DIRECTION –
Return the lines where the word "good" occurs.

Items from a figure collection
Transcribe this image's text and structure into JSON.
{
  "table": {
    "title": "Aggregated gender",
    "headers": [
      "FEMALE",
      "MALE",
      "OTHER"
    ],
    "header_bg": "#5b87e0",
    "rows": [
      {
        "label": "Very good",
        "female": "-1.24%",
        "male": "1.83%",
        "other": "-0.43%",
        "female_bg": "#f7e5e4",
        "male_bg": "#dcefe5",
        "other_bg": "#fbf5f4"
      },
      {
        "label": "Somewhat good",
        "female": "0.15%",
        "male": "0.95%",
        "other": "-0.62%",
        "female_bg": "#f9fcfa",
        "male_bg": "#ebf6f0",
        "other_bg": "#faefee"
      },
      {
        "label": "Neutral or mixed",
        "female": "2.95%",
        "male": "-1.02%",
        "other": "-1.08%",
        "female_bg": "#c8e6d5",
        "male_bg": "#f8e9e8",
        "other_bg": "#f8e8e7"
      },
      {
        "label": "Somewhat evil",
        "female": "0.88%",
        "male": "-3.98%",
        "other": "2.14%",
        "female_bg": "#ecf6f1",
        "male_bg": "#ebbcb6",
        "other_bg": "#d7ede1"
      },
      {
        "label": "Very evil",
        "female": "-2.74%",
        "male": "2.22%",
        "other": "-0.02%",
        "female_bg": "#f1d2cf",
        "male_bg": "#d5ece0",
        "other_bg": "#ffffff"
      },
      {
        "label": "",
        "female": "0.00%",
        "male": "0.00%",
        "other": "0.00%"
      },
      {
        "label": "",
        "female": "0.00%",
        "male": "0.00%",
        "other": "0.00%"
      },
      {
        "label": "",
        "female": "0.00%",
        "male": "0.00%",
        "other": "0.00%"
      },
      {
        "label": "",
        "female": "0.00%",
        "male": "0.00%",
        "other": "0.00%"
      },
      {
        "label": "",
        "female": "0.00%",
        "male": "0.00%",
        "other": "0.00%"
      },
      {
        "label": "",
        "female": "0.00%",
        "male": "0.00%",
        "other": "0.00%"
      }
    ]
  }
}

SOLUTION BELOW –
        "label": "Very good",
        "label": "Somewhat good",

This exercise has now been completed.